-- Start --

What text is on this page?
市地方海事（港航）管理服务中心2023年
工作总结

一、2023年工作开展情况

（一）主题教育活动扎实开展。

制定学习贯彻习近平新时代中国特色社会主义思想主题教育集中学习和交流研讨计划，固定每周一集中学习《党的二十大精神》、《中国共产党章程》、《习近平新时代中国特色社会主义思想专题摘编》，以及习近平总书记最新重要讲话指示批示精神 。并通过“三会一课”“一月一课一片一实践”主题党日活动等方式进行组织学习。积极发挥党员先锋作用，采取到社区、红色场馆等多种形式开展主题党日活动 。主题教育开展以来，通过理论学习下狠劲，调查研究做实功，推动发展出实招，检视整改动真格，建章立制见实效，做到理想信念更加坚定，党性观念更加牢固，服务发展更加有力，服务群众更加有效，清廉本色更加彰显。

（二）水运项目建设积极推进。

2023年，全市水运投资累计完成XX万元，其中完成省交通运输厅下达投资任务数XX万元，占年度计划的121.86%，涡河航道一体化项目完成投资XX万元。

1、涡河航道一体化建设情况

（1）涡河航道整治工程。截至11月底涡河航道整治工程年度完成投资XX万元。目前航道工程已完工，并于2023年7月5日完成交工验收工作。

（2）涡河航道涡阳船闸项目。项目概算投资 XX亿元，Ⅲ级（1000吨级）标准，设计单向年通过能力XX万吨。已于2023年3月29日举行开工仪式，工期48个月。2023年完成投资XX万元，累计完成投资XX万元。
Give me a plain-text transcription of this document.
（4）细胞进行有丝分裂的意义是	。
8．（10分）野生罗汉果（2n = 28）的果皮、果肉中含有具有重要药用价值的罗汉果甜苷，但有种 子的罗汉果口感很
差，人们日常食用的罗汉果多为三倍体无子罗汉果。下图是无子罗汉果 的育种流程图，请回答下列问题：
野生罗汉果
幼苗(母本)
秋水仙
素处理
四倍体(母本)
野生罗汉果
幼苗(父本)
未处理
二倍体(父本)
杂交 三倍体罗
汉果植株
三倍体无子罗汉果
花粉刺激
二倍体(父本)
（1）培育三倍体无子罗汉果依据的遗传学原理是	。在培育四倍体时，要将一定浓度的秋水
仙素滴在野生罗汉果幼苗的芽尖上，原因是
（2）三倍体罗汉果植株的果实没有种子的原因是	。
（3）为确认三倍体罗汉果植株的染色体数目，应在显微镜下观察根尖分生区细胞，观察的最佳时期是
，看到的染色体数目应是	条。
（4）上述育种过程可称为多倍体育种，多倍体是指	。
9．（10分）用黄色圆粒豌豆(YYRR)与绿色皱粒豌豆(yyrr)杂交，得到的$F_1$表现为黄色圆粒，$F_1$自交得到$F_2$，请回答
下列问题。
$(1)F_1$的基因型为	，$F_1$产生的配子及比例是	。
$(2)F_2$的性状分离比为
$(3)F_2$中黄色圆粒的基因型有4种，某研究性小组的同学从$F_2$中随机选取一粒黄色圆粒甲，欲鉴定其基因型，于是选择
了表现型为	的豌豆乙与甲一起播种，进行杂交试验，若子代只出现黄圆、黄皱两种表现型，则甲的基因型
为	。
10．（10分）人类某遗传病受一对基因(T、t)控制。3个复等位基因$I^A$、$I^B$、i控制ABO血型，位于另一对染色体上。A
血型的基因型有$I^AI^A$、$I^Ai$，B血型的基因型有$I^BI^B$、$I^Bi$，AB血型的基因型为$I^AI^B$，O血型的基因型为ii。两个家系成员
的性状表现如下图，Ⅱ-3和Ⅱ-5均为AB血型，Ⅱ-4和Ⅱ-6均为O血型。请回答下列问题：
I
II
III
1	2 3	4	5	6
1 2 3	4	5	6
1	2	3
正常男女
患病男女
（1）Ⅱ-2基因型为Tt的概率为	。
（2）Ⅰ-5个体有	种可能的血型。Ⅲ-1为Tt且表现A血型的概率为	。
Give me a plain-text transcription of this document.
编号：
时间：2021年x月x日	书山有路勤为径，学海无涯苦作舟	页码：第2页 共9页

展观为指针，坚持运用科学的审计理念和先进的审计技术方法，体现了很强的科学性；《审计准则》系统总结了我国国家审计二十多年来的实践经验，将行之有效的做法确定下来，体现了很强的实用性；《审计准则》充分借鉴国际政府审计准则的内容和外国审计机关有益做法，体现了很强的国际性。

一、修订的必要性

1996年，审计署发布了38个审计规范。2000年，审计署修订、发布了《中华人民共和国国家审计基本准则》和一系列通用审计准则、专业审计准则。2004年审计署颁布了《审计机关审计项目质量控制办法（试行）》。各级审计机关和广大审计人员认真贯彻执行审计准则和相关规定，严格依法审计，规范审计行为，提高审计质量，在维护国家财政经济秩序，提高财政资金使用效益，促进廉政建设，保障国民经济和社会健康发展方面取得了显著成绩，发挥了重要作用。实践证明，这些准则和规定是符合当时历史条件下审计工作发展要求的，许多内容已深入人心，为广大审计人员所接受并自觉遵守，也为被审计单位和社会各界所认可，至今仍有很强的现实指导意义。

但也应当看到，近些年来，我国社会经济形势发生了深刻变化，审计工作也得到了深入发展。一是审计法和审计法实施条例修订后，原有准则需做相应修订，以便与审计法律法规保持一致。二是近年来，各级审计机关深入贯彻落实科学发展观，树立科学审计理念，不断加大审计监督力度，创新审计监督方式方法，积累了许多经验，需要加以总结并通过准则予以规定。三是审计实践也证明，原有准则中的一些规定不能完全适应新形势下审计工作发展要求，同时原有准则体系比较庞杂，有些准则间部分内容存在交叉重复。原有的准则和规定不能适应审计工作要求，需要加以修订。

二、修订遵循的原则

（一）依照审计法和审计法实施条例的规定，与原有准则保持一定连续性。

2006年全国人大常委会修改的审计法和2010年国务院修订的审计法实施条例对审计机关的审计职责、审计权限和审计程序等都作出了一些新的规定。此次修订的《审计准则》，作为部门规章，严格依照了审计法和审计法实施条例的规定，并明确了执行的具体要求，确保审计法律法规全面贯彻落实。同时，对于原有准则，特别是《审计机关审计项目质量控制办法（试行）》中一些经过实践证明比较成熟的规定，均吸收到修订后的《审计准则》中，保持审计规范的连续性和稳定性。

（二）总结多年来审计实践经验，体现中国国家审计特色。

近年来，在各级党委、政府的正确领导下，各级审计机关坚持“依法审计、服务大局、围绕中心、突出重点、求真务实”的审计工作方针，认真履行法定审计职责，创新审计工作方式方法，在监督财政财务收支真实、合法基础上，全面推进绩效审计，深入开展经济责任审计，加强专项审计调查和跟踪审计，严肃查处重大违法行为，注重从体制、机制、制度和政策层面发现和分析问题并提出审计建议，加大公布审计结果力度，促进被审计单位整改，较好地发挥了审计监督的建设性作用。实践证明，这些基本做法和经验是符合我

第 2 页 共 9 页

-- End --

[Task requirements]:
Each line of the listing should be copied exactly.

[Final result]:
What text is on this page?
市地方海事（港航）管理服务中心2023年
工作总结

一、2023年工作开展情况

（一）主题教育活动扎实开展。

制定学习贯彻习近平新时代中国特色社会主义思想主题教育集中学习和交流研讨计划，固定每周一集中学习《党的二十大精神》、《中国共产党章程》、《习近平新时代中国特色社会主义思想专题摘编》，以及习近平总书记最新重要讲话指示批示精神 。并通过“三会一课”“一月一课一片一实践”主题党日活动等方式进行组织学习。积极发挥党员先锋作用，采取到社区、红色场馆等多种形式开展主题党日活动 。主题教育开展以来，通过理论学习下狠劲，调查研究做实功，推动发展出实招，检视整改动真格，建章立制见实效，做到理想信念更加坚定，党性观念更加牢固，服务发展更加有力，服务群众更加有效，清廉本色更加彰显。

（二）水运项目建设积极推进。

2023年，全市水运投资累计完成XX万元，其中完成省交通运输厅下达投资任务数XX万元，占年度计划的121.86%，涡河航道一体化项目完成投资XX万元。

1、涡河航道一体化建设情况

（1）涡河航道整治工程。截至11月底涡河航道整治工程年度完成投资XX万元。目前航道工程已完工，并于2023年7月5日完成交工验收工作。

（2）涡河航道涡阳船闸项目。项目概算投资 XX亿元，Ⅲ级（1000吨级）标准，设计单向年通过能力XX万吨。已于2023年3月29日举行开工仪式，工期48个月。2023年完成投资XX万元，累计完成投资XX万元。
Give me a plain-text transcription of this document.
（4）细胞进行有丝分裂的意义是	。
8．（10分）野生罗汉果（2n = 28）的果皮、果肉中含有具有重要药用价值的罗汉果甜苷，但有种 子的罗汉果口感很
差，人们日常食用的罗汉果多为三倍体无子罗汉果。下图是无子罗汉果 的育种流程图，请回答下列问题：
野生罗汉果
幼苗(母本)
秋水仙
素处理
四倍体(母本)
野生罗汉果
幼苗(父本)
未处理
二倍体(父本)
杂交 三倍体罗
汉果植株
三倍体无子罗汉果
花粉刺激
二倍体(父本)
（1）培育三倍体无子罗汉果依据的遗传学原理是	。在培育四倍体时，要将一定浓度的秋水
仙素滴在野生罗汉果幼苗的芽尖上，原因是
（2）三倍体罗汉果植株的果实没有种子的原因是	。
（3）为确认三倍体罗汉果植株的染色体数目，应在显微镜下观察根尖分生区细胞，观察的最佳时期是
，看到的染色体数目应是	条。
（4）上述育种过程可称为多倍体育种，多倍体是指	。
9．（10分）用黄色圆粒豌豆(YYRR)与绿色皱粒豌豆(yyrr)杂交，得到的$F_1$表现为黄色圆粒，$F_1$自交得到$F_2$，请回答
下列问题。
$(1)F_1$的基因型为	，$F_1$产生的配子及比例是	。
$(2)F_2$的性状分离比为
$(3)F_2$中黄色圆粒的基因型有4种，某研究性小组的同学从$F_2$中随机选取一粒黄色圆粒甲，欲鉴定其基因型，于是选择
了表现型为	的豌豆乙与甲一起播种，进行杂交试验，若子代只出现黄圆、黄皱两种表现型，则甲的基因型
为	。
10．（10分）人类某遗传病受一对基因(T、t)控制。3个复等位基因$I^A$、$I^B$、i控制ABO血型，位于另一对染色体上。A
血型的基因型有$I^AI^A$、$I^Ai$，B血型的基因型有$I^BI^B$、$I^Bi$，AB血型的基因型为$I^AI^B$，O血型的基因型为ii。两个家系成员
的性状表现如下图，Ⅱ-3和Ⅱ-5均为AB血型，Ⅱ-4和Ⅱ-6均为O血型。请回答下列问题：
I
II
III
1	2 3	4	5	6
1 2 3	4	5	6
1	2	3
正常男女
患病男女
（1）Ⅱ-2基因型为Tt的概率为	。
（2）Ⅰ-5个体有	种可能的血型。Ⅲ-1为Tt且表现A血型的概率为	。
Give me a plain-text transcription of this document.
编号：
时间：2021年x月x日	书山有路勤为径，学海无涯苦作舟	页码：第2页 共9页

展观为指针，坚持运用科学的审计理念和先进的审计技术方法，体现了很强的科学性；《审计准则》系统总结了我国国家审计二十多年来的实践经验，将行之有效的做法确定下来，体现了很强的实用性；《审计准则》充分借鉴国际政府审计准则的内容和外国审计机关有益做法，体现了很强的国际性。

一、修订的必要性

1996年，审计署发布了38个审计规范。2000年，审计署修订、发布了《中华人民共和国国家审计基本准则》和一系列通用审计准则、专业审计准则。2004年审计署颁布了《审计机关审计项目质量控制办法（试行）》。各级审计机关和广大审计人员认真贯彻执行审计准则和相关规定，严格依法审计，规范审计行为，提高审计质量，在维护国家财政经济秩序，提高财政资金使用效益，促进廉政建设，保障国民经济和社会健康发展方面取得了显著成绩，发挥了重要作用。实践证明，这些准则和规定是符合当时历史条件下审计工作发展要求的，许多内容已深入人心，为广大审计人员所接受并自觉遵守，也为被审计单位和社会各界所认可，至今仍有很强的现实指导意义。

但也应当看到，近些年来，我国社会经济形势发生了深刻变化，审计工作也得到了深入发展。一是审计法和审计法实施条例修订后，原有准则需做相应修订，以便与审计法律法规保持一致。二是近年来，各级审计机关深入贯彻落实科学发展观，树立科学审计理念，不断加大审计监督力度，创新审计监督方式方法，积累了许多经验，需要加以总结并通过准则予以规定。三是审计实践也证明，原有准则中的一些规定不能完全适应新形势下审计工作发展要求，同时原有准则体系比较庞杂，有些准则间部分内容存在交叉重复。原有的准则和规定不能适应审计工作要求，需要加以修订。

二、修订遵循的原则

（一）依照审计法和审计法实施条例的规定，与原有准则保持一定连续性。

2006年全国人大常委会修改的审计法和2010年国务院修订的审计法实施条例对审计机关的审计职责、审计权限和审计程序等都作出了一些新的规定。此次修订的《审计准则》，作为部门规章，严格依照了审计法和审计法实施条例的规定，并明确了执行的具体要求，确保审计法律法规全面贯彻落实。同时，对于原有准则，特别是《审计机关审计项目质量控制办法（试行）》中一些经过实践证明比较成熟的规定，均吸收到修订后的《审计准则》中，保持审计规范的连续性和稳定性。

（二）总结多年来审计实践经验，体现中国国家审计特色。

近年来，在各级党委、政府的正确领导下，各级审计机关坚持“依法审计、服务大局、围绕中心、突出重点、求真务实”的审计工作方针，认真履行法定审计职责，创新审计工作方式方法，在监督财政财务收支真实、合法基础上，全面推进绩效审计，深入开展经济责任审计，加强专项审计调查和跟踪审计，严肃查处重大违法行为，注重从体制、机制、制度和政策层面发现和分析问题并提出审计建议，加大公布审计结果力度，促进被审计单位整改，较好地发挥了审计监督的建设性作用。实践证明，这些基本做法和经验是符合我

第 2 页 共 9 页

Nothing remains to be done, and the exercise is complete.